--- Begin LISTED ENTRIES ---
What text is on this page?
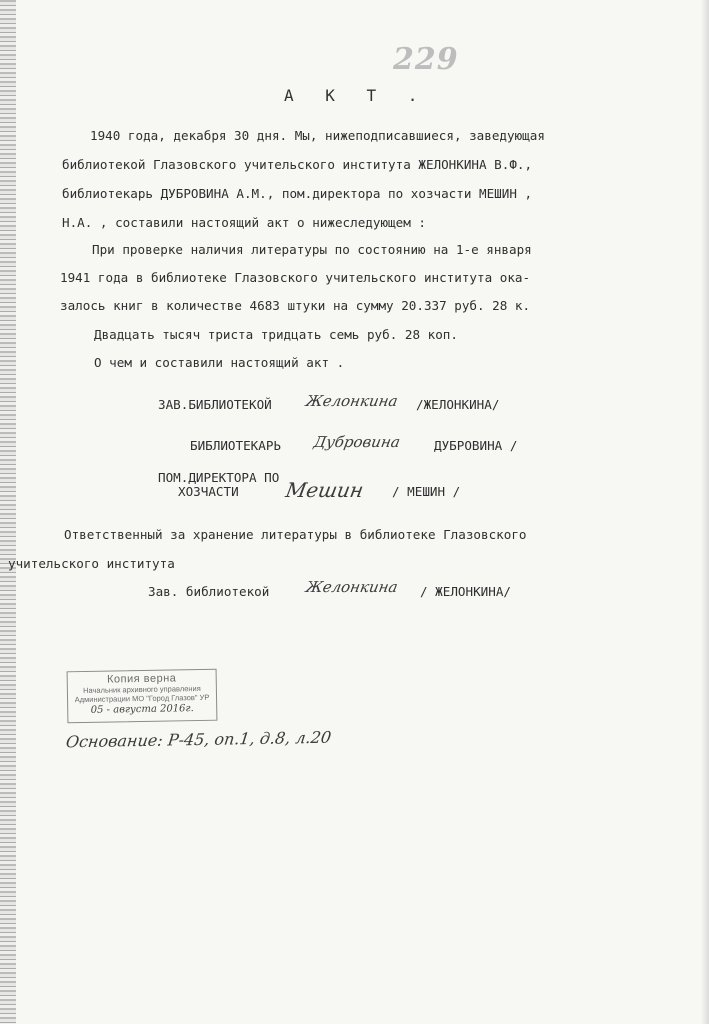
229
А К Т .
1940 года, декабря 30 дня. Мы, нижеподписавшиеся, заведующая
библиотекой Глазовского учительского института ЖЕЛОНКИНА В.Ф.,
библиотекарь ДУБРОВИНА А.М., пом.директора по хозчасти МЕШИН ,
Н.А. , составили настоящий акт о нижеследующем :
При проверке наличия литературы по состоянию на 1-е января
1941 года в библиотеке Глазовского учительского института ока-
залось книг в количестве 4683 штуки на сумму 20.337 руб. 28 к.
Двадцать тысяч триста тридцать семь руб. 28 коп.
О чем и составили настоящий акт .
ЗАВ.БИБЛИОТЕКОЙ Желонкина /ЖЕЛОНКИНА/
БИБЛИОТЕКАРЬ Дубровина	ДУБРОВИНА /
ПОМ.ДИРЕКТОРА ПО
ХОЗЧАСТИ Мешин / МЕШИН /
Ответственный за хранение литературы в библиотеке Глазовского
учительского института
Зав. библиотекой Желонкина / ЖЕЛОНКИНА/
Копия верна
Начальник архивного управления
Администрации МО "Город Глазов" УР
05 - августа 2016г.
Основание: Р-45, оп.1, д.8, л.20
--- End LISTED ENTRIES ---
Transcribe the records verbatim and omit the images.

[EXERCISE RESPONSE]:
What text is on this page?
229
А К Т .
1940 года, декабря 30 дня. Мы, нижеподписавшиеся, заведующая
библиотекой Глазовского учительского института ЖЕЛОНКИНА В.Ф.,
библиотекарь ДУБРОВИНА А.М., пом.директора по хозчасти МЕШИН ,
Н.А. , составили настоящий акт о нижеследующем :
При проверке наличия литературы по состоянию на 1-е января
1941 года в библиотеке Глазовского учительского института ока-
залось книг в количестве 4683 штуки на сумму 20.337 руб. 28 к.
Двадцать тысяч триста тридцать семь руб. 28 коп.
О чем и составили настоящий акт .
ЗАВ.БИБЛИОТЕКОЙ Желонкина /ЖЕЛОНКИНА/
БИБЛИОТЕКАРЬ Дубровина	ДУБРОВИНА /
ПОМ.ДИРЕКТОРА ПО
ХОЗЧАСТИ Мешин / МЕШИН /
Ответственный за хранение литературы в библиотеке Глазовского
учительского института
Зав. библиотекой Желонкина / ЖЕЛОНКИНА/
Копия верна
Начальник архивного управления
Администрации МО "Город Глазов" УР
05 - августа 2016г.
Основание: Р-45, оп.1, д.8, л.20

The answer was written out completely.